** BEGIN Information given **

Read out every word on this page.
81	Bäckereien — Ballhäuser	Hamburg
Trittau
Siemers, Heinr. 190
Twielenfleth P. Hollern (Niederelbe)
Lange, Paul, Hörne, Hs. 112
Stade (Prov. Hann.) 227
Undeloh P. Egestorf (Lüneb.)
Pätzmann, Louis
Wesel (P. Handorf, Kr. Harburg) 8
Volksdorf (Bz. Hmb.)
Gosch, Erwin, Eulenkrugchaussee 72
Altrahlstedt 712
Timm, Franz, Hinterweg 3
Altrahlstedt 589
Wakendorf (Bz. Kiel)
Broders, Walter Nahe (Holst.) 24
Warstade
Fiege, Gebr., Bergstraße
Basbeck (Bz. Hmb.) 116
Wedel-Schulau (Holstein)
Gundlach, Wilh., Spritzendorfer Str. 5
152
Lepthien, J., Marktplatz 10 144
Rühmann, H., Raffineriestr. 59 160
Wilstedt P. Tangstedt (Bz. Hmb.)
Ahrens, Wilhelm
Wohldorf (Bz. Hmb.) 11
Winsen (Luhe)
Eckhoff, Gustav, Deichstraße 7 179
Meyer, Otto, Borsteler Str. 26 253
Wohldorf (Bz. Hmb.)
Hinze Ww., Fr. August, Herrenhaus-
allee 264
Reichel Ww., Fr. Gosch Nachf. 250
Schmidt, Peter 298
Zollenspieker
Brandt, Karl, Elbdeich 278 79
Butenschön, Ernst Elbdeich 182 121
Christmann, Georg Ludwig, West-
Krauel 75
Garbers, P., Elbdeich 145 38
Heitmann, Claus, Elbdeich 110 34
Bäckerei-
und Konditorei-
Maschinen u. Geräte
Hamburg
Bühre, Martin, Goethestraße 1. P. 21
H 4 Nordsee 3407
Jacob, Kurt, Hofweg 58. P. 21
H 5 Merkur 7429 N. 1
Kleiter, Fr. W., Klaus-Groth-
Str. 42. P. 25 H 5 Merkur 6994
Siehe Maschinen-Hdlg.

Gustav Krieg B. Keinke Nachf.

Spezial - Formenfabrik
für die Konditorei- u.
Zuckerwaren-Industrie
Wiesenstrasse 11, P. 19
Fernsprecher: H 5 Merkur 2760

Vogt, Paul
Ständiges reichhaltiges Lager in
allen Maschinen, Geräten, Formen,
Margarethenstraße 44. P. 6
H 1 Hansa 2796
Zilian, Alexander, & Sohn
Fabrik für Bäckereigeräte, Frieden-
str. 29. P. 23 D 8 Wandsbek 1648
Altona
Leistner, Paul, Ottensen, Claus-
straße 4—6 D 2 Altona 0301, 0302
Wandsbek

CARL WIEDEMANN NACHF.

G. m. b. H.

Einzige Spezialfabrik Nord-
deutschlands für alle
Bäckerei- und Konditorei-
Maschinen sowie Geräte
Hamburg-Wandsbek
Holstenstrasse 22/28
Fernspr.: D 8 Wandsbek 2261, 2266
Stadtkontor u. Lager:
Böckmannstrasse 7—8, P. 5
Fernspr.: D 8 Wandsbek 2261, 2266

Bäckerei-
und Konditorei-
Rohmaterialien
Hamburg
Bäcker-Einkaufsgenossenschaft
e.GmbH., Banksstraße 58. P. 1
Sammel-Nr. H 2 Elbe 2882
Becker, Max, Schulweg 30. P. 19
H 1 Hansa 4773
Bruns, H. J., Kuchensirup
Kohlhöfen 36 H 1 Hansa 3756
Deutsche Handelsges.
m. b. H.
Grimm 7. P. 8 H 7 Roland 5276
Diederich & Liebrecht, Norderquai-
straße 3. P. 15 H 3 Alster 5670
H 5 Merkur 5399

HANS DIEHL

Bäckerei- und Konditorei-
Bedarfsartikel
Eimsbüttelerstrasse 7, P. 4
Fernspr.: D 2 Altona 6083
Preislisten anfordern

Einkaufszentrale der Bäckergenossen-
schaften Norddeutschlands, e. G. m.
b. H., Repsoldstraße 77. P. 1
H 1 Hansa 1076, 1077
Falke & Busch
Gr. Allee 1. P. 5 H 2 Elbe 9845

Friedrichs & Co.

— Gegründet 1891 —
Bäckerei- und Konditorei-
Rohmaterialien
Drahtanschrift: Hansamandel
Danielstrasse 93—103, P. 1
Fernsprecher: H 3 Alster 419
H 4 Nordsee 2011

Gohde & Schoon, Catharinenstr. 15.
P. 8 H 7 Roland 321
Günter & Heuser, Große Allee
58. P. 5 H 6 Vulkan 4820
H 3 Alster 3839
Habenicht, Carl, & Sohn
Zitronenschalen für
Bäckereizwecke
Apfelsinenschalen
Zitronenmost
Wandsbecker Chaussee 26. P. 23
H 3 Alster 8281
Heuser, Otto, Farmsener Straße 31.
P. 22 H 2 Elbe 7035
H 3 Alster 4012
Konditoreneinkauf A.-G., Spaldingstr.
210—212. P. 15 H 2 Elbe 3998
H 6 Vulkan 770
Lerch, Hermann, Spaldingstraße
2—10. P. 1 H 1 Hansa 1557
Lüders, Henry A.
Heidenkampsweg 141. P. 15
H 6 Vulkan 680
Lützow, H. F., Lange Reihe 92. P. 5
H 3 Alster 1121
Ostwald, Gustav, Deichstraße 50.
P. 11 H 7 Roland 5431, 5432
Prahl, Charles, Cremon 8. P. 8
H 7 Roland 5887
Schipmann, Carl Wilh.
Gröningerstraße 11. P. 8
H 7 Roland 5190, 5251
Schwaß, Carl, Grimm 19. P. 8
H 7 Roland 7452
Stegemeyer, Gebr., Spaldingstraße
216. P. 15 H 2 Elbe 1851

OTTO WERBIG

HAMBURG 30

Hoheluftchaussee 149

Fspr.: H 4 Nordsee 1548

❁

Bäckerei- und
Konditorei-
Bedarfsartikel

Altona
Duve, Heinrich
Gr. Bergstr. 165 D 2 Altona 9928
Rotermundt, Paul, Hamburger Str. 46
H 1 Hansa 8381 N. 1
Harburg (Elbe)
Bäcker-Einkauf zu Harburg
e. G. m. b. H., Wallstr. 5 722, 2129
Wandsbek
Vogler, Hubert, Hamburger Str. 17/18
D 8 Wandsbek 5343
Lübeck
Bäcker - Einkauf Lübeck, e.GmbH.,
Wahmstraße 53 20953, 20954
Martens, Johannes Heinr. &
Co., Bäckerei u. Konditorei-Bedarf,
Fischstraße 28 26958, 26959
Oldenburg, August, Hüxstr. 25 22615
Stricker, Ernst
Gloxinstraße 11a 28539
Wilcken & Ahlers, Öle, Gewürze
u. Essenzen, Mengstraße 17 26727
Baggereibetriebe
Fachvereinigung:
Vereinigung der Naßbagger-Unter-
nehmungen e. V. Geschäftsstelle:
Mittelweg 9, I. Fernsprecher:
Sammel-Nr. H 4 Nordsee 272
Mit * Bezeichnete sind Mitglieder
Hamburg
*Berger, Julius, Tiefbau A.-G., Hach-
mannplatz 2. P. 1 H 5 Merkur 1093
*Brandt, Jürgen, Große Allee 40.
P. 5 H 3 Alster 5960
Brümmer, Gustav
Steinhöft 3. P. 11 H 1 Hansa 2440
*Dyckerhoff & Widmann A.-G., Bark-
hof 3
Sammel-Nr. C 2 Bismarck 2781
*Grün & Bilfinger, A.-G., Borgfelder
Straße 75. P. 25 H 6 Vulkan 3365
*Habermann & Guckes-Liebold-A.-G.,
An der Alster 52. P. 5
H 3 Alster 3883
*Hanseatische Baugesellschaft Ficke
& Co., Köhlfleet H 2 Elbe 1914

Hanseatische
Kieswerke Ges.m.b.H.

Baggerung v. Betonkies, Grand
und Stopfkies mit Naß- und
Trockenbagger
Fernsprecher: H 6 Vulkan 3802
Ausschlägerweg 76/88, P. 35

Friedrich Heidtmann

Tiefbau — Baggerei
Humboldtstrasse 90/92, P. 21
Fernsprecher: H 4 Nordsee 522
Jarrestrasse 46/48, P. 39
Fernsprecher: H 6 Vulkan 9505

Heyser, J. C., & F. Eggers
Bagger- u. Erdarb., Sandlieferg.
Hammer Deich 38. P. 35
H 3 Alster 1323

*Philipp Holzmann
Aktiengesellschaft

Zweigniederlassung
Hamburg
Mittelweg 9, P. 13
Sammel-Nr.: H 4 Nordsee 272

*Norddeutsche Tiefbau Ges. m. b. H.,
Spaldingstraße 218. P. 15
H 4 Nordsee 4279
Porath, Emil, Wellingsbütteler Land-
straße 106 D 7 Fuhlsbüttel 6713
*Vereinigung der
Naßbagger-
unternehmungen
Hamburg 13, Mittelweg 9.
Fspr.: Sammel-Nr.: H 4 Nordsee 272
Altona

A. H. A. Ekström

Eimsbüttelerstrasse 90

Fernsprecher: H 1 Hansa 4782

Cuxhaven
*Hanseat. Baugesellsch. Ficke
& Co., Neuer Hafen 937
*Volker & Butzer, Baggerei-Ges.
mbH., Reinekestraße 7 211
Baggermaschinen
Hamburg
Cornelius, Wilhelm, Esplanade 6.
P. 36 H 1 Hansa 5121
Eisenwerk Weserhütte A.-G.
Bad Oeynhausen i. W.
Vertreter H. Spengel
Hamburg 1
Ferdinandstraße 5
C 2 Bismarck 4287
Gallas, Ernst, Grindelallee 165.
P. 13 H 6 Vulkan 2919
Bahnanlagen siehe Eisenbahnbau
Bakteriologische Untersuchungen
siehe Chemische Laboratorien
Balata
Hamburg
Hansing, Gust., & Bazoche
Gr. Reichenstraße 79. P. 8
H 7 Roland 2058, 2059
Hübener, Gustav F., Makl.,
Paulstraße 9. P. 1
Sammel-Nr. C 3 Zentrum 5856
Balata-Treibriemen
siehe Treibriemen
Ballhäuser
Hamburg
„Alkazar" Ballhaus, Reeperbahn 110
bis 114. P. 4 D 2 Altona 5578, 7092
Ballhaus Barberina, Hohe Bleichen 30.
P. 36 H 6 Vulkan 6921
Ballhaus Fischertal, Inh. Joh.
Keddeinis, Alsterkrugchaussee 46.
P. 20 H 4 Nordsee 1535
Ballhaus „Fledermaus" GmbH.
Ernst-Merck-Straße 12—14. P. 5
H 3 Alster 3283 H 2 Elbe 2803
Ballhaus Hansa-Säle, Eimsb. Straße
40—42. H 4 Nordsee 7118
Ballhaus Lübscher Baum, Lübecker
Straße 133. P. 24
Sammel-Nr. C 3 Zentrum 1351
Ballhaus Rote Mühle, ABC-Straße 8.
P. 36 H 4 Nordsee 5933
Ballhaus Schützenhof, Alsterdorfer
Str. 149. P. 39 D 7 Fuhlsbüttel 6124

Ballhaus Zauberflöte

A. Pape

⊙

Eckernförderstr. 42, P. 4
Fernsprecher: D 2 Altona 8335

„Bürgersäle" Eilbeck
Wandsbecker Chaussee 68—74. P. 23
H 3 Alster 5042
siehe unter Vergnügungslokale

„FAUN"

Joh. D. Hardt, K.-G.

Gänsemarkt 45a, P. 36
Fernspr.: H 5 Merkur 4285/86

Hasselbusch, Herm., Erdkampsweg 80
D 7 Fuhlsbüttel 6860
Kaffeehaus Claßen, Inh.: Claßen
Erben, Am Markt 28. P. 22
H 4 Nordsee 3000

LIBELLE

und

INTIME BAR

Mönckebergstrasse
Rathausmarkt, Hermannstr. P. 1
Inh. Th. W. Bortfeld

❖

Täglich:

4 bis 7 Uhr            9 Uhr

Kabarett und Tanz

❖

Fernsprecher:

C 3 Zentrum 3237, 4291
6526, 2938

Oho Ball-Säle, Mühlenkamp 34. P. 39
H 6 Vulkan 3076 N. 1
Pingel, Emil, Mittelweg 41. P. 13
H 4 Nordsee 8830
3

** END Information given **

◆ **Objective**
How many of the lines above include the word "Große"? Respond with the number alone.

◆ **Written answer**
2